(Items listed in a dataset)
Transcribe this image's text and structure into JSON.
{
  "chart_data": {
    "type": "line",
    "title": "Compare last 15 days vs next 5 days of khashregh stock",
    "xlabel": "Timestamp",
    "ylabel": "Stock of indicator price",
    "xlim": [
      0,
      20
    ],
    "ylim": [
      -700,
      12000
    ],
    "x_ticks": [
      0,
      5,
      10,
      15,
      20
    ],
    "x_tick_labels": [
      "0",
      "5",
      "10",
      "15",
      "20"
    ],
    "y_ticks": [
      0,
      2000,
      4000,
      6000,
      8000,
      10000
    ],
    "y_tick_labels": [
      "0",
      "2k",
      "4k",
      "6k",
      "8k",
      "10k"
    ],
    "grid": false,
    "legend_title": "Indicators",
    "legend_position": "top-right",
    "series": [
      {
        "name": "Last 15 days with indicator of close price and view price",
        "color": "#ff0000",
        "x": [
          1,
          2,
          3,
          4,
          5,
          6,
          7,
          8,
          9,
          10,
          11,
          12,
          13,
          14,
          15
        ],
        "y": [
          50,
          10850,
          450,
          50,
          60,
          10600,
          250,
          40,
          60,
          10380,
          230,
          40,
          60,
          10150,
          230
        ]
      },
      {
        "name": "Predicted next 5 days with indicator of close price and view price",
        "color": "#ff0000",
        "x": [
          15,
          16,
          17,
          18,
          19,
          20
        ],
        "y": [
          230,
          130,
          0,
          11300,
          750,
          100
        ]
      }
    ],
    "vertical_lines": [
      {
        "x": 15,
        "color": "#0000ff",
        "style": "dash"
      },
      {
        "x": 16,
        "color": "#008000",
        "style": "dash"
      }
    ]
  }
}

> WHAT IS REQUIRED
Quote the whole listing above, leaving nothing out.

> RESULT
Transcribe this image's text and structure into JSON.
{
  "chart_data": {
    "type": "line",
    "title": "Compare last 15 days vs next 5 days of khashregh stock",
    "xlabel": "Timestamp",
    "ylabel": "Stock of indicator price",
    "xlim": [
      0,
      20
    ],
    "ylim": [
      -700,
      12000
    ],
    "x_ticks": [
      0,
      5,
      10,
      15,
      20
    ],
    "x_tick_labels": [
      "0",
      "5",
      "10",
      "15",
      "20"
    ],
    "y_ticks": [
      0,
      2000,
      4000,
      6000,
      8000,
      10000
    ],
    "y_tick_labels": [
      "0",
      "2k",
      "4k",
      "6k",
      "8k",
      "10k"
    ],
    "grid": false,
    "legend_title": "Indicators",
    "legend_position": "top-right",
    "series": [
      {
        "name": "Last 15 days with indicator of close price and view price",
        "color": "#ff0000",
        "x": [
          1,
          2,
          3,
          4,
          5,
          6,
          7,
          8,
          9,
          10,
          11,
          12,
          13,
          14,
          15
        ],
        "y": [
          50,
          10850,
          450,
          50,
          60,
          10600,
          250,
          40,
          60,
          10380,
          230,
          40,
          60,
          10150,
          230
        ]
      },
      {
        "name": "Predicted next 5 days with indicator of close price and view price",
        "color": "#ff0000",
        "x": [
          15,
          16,
          17,
          18,
          19,
          20
        ],
        "y": [
          230,
          130,
          0,
          11300,
          750,
          100
        ]
      }
    ],
    "vertical_lines": [
      {
        "x": 15,
        "color": "#0000ff",
        "style": "dash"
      },
      {
        "x": 16,
        "color": "#008000",
        "style": "dash"
      }
    ]
  }
}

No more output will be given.